Extracted records
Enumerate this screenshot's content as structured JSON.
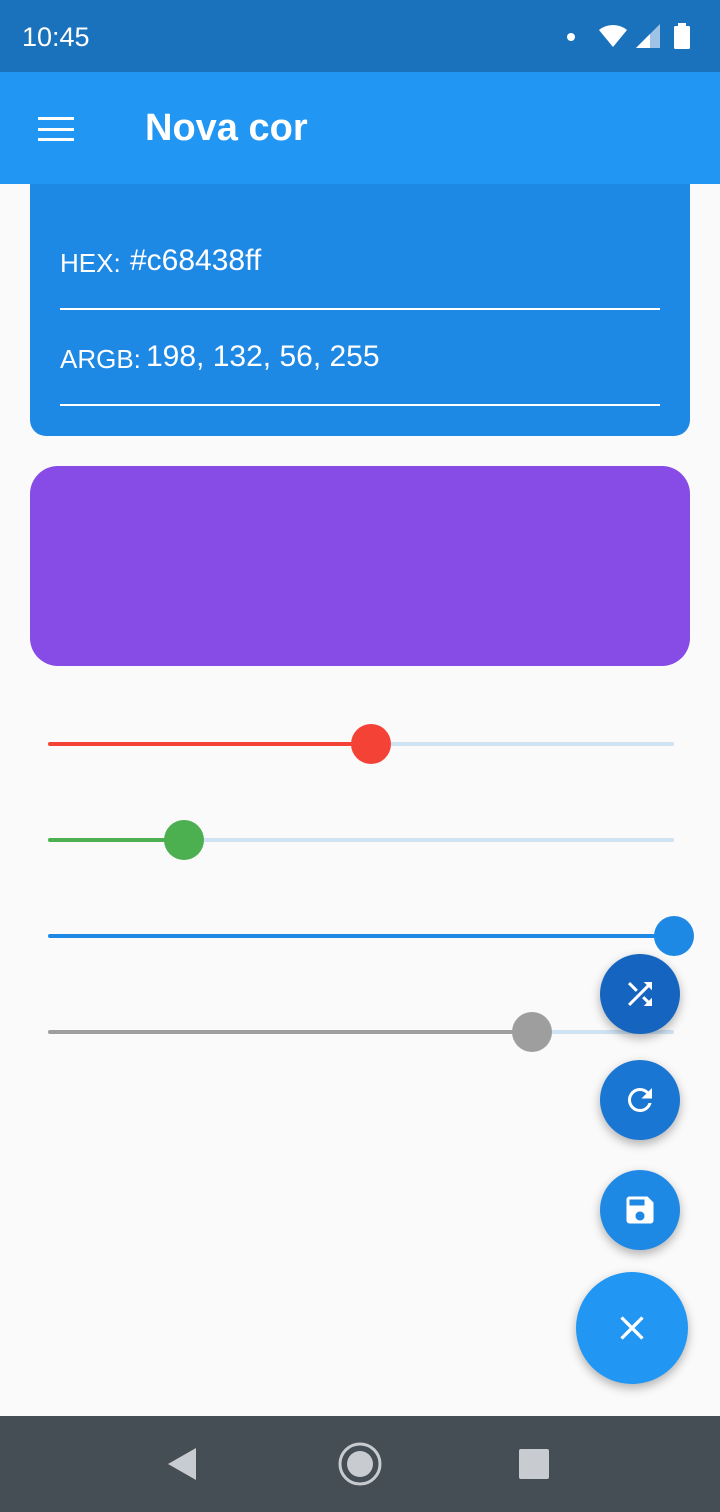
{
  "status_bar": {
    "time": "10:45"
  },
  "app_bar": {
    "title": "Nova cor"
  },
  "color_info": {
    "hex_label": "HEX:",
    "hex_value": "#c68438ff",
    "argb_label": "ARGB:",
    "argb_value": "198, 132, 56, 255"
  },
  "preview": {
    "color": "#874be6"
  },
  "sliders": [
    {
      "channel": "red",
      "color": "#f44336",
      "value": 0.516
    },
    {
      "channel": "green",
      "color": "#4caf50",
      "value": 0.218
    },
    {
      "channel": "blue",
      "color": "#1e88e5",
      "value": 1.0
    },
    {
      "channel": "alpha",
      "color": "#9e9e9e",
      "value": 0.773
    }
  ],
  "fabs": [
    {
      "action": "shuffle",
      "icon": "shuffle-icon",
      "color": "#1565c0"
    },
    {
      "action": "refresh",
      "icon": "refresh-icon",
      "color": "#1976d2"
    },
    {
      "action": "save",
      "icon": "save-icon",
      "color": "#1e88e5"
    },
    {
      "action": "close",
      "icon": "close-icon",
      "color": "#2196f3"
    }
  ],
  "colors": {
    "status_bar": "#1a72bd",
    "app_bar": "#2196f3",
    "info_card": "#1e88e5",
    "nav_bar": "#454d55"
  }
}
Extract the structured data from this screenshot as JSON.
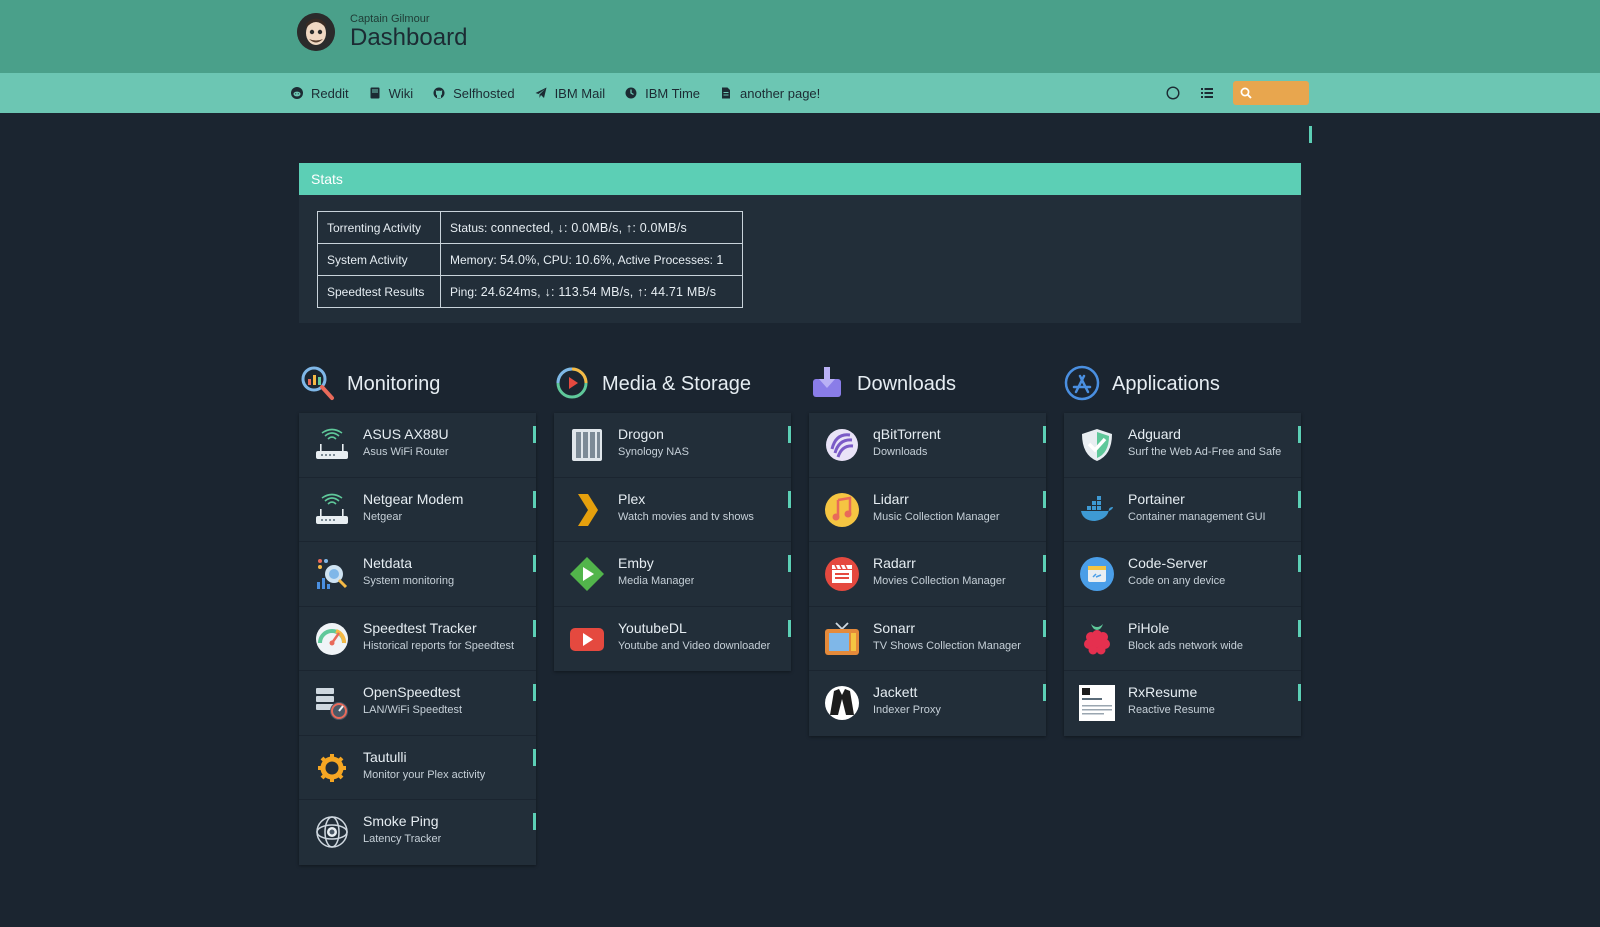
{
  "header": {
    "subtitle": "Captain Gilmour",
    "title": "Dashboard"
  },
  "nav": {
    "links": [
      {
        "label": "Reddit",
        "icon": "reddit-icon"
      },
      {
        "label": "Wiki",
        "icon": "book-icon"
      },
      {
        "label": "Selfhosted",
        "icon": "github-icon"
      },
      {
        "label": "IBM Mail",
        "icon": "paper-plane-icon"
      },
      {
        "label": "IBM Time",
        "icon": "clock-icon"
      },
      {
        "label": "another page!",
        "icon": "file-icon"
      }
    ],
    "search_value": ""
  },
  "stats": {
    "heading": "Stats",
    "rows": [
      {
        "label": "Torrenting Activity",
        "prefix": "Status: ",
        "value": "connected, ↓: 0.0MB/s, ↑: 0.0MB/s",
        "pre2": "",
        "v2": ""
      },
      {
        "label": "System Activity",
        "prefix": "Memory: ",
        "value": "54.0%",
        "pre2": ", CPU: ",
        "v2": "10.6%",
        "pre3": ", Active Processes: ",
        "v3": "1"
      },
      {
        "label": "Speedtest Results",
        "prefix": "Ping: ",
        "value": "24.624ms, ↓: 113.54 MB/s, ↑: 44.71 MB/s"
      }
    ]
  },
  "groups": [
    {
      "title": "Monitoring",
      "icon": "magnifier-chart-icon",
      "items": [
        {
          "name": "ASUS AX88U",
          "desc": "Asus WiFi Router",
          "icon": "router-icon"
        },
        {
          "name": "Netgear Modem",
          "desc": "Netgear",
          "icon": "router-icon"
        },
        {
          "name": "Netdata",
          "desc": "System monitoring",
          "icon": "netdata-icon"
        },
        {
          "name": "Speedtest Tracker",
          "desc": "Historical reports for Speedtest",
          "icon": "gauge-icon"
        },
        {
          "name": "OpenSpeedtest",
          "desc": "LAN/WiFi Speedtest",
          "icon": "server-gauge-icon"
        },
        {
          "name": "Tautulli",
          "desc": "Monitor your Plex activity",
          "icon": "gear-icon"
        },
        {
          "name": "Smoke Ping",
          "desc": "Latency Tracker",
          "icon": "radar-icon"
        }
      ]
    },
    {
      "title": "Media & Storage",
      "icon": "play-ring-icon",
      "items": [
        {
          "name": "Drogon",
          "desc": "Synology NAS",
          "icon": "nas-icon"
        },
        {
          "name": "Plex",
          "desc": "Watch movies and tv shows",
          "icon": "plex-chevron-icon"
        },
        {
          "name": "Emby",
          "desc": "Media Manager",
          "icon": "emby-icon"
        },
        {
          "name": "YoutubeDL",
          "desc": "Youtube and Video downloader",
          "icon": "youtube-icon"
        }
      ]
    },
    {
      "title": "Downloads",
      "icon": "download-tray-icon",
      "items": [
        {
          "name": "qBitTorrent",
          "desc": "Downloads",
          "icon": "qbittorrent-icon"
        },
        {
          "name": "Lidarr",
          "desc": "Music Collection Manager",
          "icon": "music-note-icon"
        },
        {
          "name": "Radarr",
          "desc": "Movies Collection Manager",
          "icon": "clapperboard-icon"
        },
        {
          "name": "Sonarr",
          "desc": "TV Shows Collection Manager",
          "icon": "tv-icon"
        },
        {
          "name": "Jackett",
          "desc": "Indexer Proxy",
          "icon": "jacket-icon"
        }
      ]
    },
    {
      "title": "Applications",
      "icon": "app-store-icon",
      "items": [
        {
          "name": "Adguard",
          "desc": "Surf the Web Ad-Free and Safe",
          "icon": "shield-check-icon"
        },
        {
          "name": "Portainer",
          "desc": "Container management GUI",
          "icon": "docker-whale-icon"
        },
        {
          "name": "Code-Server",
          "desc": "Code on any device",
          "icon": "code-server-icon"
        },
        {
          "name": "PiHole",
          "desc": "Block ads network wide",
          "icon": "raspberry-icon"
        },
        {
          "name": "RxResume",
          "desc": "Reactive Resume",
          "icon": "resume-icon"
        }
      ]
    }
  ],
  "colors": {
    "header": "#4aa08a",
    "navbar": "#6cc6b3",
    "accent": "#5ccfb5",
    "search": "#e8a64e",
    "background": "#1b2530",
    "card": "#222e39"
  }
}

Written task:
Search the entries for the word "WiFi" and gather every line where it appears.

The result:
          "desc": "Asus WiFi Router",
          "desc": "LAN/WiFi Speedtest",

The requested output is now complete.